→ Task to complete: Comb through the entries for "khách" and pull out each line that holds it.

++++

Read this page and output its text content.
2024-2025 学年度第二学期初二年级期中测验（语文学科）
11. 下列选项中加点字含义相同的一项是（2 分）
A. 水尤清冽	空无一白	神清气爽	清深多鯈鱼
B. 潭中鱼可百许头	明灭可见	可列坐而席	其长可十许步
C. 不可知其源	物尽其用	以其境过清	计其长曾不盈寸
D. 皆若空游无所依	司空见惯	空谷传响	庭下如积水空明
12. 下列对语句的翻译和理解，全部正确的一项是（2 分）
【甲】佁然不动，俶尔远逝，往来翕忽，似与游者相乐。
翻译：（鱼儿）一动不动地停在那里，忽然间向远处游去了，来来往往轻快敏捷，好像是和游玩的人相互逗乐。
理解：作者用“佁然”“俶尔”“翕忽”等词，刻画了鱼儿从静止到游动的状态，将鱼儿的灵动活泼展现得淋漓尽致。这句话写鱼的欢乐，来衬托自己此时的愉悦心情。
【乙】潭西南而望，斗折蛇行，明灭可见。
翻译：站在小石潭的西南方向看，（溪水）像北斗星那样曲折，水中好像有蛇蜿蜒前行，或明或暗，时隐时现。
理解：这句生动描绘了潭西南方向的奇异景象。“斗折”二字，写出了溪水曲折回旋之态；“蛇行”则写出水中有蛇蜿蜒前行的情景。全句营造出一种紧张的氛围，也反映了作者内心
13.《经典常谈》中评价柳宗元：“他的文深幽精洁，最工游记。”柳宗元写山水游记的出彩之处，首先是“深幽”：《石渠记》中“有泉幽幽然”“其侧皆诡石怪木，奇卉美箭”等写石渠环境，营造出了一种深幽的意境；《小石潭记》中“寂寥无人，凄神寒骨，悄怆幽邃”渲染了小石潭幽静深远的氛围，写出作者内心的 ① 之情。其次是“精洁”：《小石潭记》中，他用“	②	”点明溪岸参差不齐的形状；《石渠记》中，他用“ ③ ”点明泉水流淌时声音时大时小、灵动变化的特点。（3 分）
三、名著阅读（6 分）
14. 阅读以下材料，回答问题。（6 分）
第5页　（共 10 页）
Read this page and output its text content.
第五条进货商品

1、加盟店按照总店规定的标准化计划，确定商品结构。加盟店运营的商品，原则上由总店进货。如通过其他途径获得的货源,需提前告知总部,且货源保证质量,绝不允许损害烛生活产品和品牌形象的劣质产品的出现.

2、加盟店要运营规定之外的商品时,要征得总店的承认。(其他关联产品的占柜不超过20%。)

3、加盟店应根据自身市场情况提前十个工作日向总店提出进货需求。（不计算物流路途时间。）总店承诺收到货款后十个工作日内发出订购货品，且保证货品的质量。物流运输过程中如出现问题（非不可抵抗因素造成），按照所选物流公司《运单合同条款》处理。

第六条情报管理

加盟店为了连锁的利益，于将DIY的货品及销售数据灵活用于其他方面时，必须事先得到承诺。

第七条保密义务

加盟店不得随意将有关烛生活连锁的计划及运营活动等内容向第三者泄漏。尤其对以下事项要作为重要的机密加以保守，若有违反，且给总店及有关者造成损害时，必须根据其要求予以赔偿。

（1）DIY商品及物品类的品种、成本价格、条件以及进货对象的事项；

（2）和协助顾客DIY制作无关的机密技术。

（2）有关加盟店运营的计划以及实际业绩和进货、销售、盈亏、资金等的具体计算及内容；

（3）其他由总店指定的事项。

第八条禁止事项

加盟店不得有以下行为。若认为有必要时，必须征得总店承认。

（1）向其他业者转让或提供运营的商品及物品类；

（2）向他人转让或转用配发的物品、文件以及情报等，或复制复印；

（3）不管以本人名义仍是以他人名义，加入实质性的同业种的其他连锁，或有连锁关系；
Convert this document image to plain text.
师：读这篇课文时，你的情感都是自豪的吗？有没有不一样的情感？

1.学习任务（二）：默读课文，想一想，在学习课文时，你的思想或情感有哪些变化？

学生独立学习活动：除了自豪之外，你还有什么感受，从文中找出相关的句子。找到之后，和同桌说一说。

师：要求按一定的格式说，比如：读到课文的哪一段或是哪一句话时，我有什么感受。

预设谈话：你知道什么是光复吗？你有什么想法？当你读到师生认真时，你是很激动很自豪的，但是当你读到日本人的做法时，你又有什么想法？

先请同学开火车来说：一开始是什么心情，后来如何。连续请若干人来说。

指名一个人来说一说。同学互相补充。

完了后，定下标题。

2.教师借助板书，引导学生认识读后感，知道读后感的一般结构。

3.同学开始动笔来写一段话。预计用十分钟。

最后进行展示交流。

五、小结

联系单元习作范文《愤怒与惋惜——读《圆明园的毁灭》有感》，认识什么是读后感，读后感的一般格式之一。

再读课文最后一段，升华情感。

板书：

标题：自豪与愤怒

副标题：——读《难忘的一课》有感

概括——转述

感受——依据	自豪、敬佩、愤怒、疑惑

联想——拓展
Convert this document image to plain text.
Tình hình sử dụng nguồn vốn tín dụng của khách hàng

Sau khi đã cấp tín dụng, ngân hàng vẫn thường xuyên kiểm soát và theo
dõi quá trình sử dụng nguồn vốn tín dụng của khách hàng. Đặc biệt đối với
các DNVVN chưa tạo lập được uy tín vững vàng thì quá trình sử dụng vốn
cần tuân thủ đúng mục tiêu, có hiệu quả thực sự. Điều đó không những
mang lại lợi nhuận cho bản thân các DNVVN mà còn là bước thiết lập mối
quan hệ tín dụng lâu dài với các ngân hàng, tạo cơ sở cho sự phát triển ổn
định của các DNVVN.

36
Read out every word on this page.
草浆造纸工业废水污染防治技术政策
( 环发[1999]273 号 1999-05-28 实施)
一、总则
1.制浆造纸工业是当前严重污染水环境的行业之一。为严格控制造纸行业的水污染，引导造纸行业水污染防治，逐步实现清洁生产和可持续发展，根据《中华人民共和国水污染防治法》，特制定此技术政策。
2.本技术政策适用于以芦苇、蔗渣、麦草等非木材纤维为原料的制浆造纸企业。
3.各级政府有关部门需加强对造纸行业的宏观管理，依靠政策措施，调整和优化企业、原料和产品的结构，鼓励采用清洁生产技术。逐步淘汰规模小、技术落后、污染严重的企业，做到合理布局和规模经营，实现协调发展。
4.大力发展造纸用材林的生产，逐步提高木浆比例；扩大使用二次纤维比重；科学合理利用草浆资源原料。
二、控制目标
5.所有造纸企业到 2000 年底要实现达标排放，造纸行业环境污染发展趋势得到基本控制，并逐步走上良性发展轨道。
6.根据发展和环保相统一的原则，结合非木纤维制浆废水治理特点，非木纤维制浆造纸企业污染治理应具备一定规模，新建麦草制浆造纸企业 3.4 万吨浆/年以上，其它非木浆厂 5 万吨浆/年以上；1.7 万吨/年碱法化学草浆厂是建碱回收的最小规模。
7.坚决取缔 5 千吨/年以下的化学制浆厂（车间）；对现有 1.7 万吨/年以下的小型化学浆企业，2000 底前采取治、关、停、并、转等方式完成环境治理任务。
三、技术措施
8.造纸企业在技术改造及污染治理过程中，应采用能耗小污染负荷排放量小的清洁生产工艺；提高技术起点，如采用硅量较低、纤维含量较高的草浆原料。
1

++++

→ The result:
Tình hình sử dụng nguồn vốn tín dụng của khách hàng
dõi quá trình sử dụng nguồn vốn tín dụng của khách hàng. Đặc biệt đối với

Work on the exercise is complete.